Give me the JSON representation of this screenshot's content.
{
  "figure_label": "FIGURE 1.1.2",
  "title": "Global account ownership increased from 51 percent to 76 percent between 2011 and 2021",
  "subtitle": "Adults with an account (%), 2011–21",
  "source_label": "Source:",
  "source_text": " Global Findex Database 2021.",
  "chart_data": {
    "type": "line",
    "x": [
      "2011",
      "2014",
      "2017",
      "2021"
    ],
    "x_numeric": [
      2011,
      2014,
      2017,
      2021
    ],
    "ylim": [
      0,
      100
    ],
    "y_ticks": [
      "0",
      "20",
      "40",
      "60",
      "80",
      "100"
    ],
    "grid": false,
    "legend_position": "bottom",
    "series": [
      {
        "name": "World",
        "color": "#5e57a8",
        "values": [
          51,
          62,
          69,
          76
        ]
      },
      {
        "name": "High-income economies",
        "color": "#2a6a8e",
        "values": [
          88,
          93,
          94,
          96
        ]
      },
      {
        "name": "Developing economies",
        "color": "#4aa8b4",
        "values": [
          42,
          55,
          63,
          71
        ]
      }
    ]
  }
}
○ ○ ○ ○ ○ ○ ○
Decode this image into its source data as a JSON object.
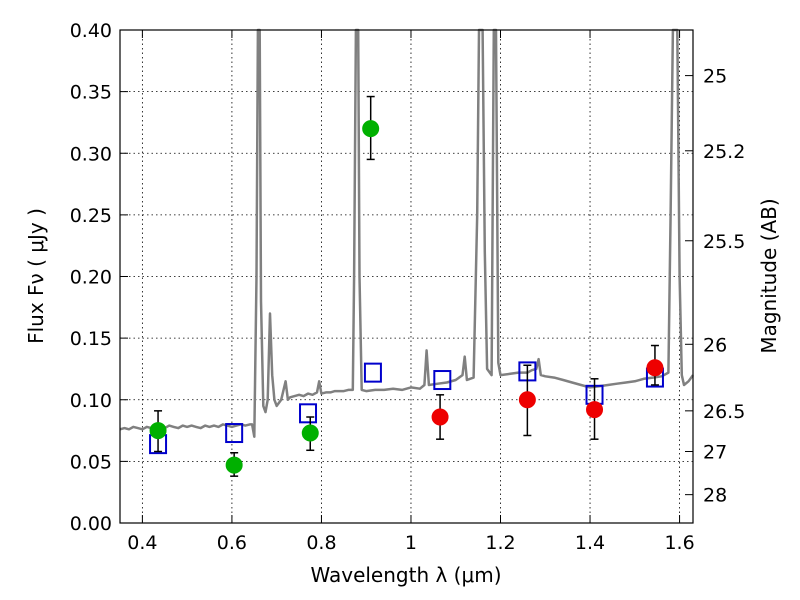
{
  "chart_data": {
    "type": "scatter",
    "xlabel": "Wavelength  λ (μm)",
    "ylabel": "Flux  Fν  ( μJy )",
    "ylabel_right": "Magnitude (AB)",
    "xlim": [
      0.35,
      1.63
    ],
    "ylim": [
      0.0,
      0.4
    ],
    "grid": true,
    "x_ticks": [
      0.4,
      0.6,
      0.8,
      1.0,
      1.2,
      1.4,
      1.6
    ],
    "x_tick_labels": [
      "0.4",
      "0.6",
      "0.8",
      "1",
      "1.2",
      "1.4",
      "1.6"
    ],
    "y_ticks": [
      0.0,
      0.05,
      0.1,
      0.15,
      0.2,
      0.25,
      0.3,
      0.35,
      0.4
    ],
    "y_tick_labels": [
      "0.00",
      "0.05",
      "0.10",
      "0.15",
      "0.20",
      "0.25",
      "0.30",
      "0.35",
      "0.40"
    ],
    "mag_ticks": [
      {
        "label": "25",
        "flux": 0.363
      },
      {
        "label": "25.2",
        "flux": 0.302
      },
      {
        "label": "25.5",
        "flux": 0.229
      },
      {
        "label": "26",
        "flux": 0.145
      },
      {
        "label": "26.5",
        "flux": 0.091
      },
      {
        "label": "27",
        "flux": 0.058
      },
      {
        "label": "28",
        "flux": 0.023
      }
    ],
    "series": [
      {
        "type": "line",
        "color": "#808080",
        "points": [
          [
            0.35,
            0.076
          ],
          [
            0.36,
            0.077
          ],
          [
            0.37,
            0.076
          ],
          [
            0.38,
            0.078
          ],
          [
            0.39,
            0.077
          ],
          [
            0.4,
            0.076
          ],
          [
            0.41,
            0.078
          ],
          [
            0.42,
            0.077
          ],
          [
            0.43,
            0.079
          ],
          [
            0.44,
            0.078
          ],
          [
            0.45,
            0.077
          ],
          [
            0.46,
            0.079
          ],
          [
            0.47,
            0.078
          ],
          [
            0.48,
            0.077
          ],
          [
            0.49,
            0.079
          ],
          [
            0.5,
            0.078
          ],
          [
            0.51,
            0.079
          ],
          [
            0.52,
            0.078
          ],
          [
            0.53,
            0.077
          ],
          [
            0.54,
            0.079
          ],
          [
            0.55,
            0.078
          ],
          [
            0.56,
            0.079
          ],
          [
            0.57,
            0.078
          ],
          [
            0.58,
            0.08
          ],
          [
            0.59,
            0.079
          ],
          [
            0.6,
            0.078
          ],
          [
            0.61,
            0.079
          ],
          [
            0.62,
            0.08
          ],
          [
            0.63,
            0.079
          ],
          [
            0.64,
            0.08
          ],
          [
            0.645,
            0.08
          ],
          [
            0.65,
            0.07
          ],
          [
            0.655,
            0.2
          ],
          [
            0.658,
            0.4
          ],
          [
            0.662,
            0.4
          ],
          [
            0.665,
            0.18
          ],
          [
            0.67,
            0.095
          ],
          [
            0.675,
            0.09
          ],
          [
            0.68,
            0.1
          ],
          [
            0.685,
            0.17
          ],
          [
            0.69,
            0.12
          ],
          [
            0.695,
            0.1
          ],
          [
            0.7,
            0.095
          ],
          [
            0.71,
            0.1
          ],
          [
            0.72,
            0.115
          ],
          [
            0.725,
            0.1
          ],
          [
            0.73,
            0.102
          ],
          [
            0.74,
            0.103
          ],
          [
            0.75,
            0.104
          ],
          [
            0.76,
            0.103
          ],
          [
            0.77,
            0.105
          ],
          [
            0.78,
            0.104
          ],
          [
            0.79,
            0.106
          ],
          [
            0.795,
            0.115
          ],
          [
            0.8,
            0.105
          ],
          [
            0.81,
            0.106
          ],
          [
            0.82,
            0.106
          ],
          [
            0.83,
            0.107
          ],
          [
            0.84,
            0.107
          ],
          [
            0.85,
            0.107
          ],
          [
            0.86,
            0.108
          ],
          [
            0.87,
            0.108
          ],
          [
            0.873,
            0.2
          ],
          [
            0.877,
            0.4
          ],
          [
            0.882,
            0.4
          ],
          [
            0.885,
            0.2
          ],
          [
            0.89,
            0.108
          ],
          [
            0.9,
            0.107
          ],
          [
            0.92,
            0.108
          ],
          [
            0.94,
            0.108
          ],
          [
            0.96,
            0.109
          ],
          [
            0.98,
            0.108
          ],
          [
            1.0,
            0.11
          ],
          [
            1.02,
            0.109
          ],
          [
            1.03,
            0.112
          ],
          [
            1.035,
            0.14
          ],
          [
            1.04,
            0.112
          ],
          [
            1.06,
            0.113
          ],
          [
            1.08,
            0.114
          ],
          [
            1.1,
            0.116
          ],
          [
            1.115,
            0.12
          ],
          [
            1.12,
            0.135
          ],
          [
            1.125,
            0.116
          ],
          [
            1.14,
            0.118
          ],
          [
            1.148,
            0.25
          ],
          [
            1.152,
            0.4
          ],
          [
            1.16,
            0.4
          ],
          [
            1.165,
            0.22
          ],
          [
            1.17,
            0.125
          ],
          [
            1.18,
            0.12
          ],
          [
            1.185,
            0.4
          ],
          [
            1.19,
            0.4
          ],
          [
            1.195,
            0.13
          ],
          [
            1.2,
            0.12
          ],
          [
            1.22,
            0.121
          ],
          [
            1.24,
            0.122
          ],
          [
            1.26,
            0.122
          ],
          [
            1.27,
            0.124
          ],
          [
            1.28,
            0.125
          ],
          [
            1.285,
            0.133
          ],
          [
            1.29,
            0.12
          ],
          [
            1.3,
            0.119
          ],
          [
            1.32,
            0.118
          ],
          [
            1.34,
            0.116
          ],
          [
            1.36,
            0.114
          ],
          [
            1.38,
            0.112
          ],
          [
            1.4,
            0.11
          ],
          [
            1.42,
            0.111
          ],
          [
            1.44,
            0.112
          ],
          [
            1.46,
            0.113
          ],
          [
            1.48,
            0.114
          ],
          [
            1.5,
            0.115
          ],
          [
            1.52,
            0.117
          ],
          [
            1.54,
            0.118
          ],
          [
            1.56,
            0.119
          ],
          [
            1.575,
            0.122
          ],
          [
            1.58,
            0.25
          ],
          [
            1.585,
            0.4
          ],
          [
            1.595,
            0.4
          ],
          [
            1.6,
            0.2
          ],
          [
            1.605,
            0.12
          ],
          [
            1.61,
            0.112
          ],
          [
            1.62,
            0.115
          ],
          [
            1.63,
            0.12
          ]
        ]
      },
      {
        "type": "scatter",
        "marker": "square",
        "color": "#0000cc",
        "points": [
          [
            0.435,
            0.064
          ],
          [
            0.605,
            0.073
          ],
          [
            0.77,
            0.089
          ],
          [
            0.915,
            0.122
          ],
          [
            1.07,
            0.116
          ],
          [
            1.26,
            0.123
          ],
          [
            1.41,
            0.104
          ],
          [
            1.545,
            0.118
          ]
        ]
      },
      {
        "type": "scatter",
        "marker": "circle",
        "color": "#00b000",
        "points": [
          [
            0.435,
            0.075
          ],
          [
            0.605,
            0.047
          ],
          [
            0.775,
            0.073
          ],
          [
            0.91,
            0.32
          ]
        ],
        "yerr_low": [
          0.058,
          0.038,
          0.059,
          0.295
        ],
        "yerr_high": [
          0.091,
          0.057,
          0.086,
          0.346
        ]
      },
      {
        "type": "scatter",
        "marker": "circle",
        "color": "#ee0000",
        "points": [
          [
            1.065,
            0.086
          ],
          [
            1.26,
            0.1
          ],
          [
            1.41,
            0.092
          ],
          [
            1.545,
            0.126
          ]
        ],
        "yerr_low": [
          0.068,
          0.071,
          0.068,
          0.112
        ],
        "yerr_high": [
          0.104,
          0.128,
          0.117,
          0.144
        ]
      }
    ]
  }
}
○ ○ ○ ○ ○ ○ ○
*Problem statement:*
Return only the number of lines in the entries that contain the string "JSON".

*Complete response:*
2